- Task directions
Repeat the line that contains "Give me a plain-text" and all lines after it through the end, exactly as they are, minus the pictures.

# # #

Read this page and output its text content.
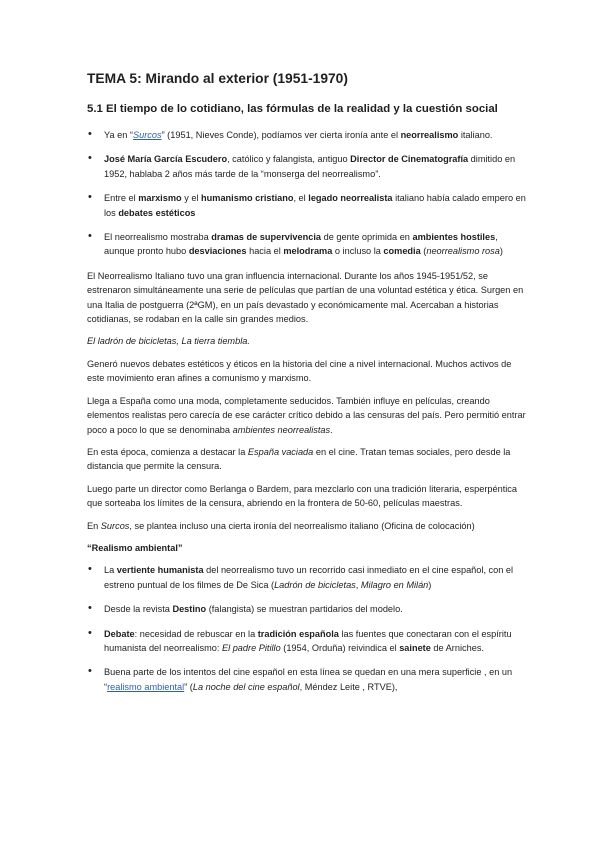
TEMA 5: Mirando al exterior (1951-1970)
5.1 El tiempo de lo cotidiano, las fórmulas de la realidad y la cuestión social
• Ya en “Surcos” (1951, Nieves Conde), podíamos ver cierta ironía ante el neorrealismo italiano.
• José María García Escudero, católico y falangista, antiguo Director de Cinematografía dimitido en 1952, hablaba 2 años más tarde de la “monserga del neorrealismo”.
• Entre el marxismo y el humanismo cristiano, el legado neorrealista italiano había calado empero en los debates estéticos
• El neorrealismo mostraba dramas de supervivencia de gente oprimida en ambientes hostiles, aunque pronto hubo desviaciones hacia el melodrama o incluso la comedia (neorrealismo rosa)

El Neorrealismo Italiano tuvo una gran influencia internacional. Durante los años 1945-1951/52, se estrenaron simultáneamente una serie de películas que partían de una voluntad estética y ética. Surgen en una Italia de postguerra (2ªGM), en un país devastado y económicamente mal. Acercaban a historias cotidianas, se rodaban en la calle sin grandes medios.

El ladrón de bicicletas, La tierra tiembla.

Generó nuevos debates estéticos y éticos en la historia del cine a nivel internacional. Muchos activos de este movimiento eran afines a comunismo y marxismo.

Llega a España como una moda, completamente seducidos. También influye en películas, creando elementos realistas pero carecía de ese carácter crítico debido a las censuras del país. Pero permitió entrar poco a poco lo que se denominaba ambientes neorrealistas.

En esta época, comienza a destacar la España vaciada en el cine. Tratan temas sociales, pero desde la distancia que permite la censura.

Luego parte un director como Berlanga o Bardem, para mezclarlo con una tradición literaria, esperpéntica que sorteaba los límites de la censura, abriendo en la frontera de 50-60, películas maestras.

En Surcos, se plantea incluso una cierta ironía del neorrealismo italiano (Oficina de colocación)

“Realismo ambiental”

• La vertiente humanista del neorrealismo tuvo un recorrido casi inmediato en el cine español, con el estreno puntual de los filmes de De Sica (Ladrón de bicicletas, Milagro en Milán)
• Desde la revista Destino (falangista) se muestran partidarios del modelo.
• Debate: necesidad de rebuscar en la tradición española las fuentes que conectaran con el espíritu humanista del neorrealismo: El padre Pitillo (1954, Orduña) reivindica el sainete de Arniches.
• Buena parte de los intentos del cine español en esta línea se quedan en una mera superficie , en un “realismo ambiental” (La noche del cine español, Méndez Leite , RTVE),
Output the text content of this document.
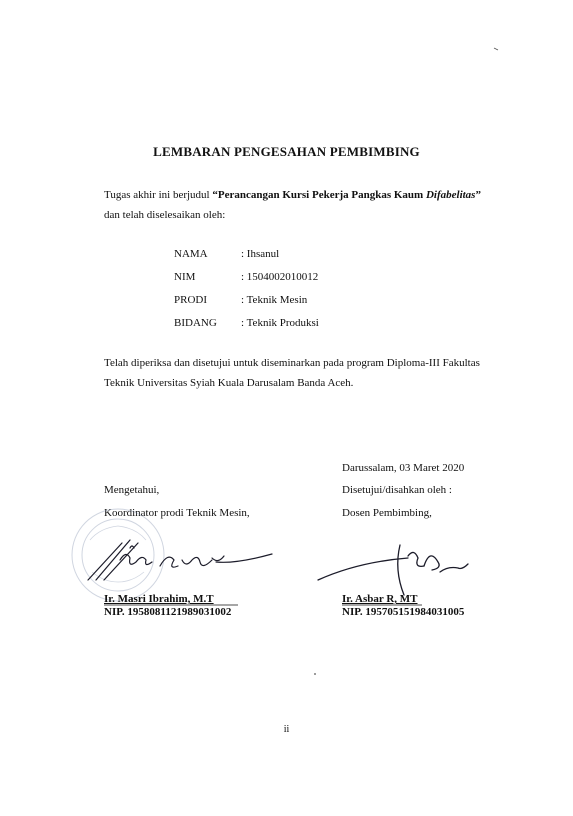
LEMBARAN PENGESAHAN PEMBIMBING
Tugas akhir ini berjudul “Perancangan Kursi Pekerja Pangkas Kaum Difabelitas”
dan telah diselesaikan oleh:
NAMA	: Ihsanul
NIM	: 1504002010012
PRODI	: Teknik Mesin
BIDANG : Teknik Produksi
Telah diperiksa dan disetujui untuk diseminarkan pada program Diploma-III Fakultas Teknik Universitas Syiah Kuala Darusalam Banda Aceh.
Darussalam, 03 Maret 2020
Mengetahui,	Disetujui/disahkan oleh :
Koordinator prodi Teknik Mesin,	Dosen Pembimbing,
Ir. Masri Ibrahim, M.T
NIP. 1958081121989031002
Ir. Asbar R, MT
NIP. 195705151984031005
ii
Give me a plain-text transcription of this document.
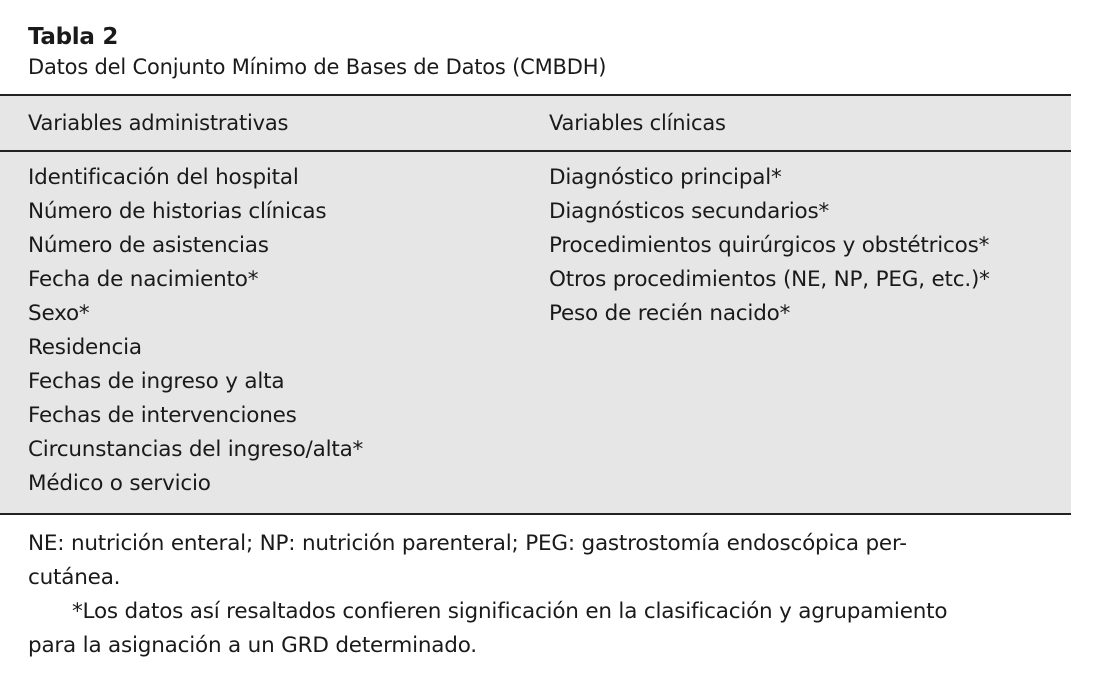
Tabla 2

Datos del Conjunto Mínimo de Bases de Datos (CMBDH)

Variables administrativas	Variables clínicas
Identificación del hospital
Número de historias clínicas
Número de asistencias
Fecha de nacimiento*
Sexo*
Residencia
Fechas de ingreso y alta
Fechas de intervenciones
Circunstancias del ingreso/alta*
Médico o servicio
Diagnóstico principal*
Diagnósticos secundarios*
Procedimientos quirúrgicos y obstétricos*
Otros procedimientos (NE, NP, PEG, etc.)*
Peso de recién nacido*

NE: nutrición enteral; NP: nutrición parenteral; PEG: gastrostomía endoscópica per-
cutánea.

*Los datos así resaltados confieren significación en la clasificación y agrupamiento
para la asignación a un GRD determinado.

# # #

- Complete response
Give me a plain-text transcription of this document.
Tabla 2

Datos del Conjunto Mínimo de Bases de Datos (CMBDH)

Variables administrativas	Variables clínicas
Identificación del hospital
Número de historias clínicas
Número de asistencias
Fecha de nacimiento*
Sexo*
Residencia
Fechas de ingreso y alta
Fechas de intervenciones
Circunstancias del ingreso/alta*
Médico o servicio
Diagnóstico principal*
Diagnósticos secundarios*
Procedimientos quirúrgicos y obstétricos*
Otros procedimientos (NE, NP, PEG, etc.)*
Peso de recién nacido*

NE: nutrición enteral; NP: nutrición parenteral; PEG: gastrostomía endoscópica per-
cutánea.

*Los datos así resaltados confieren significación en la clasificación y agrupamiento
para la asignación a un GRD determinado.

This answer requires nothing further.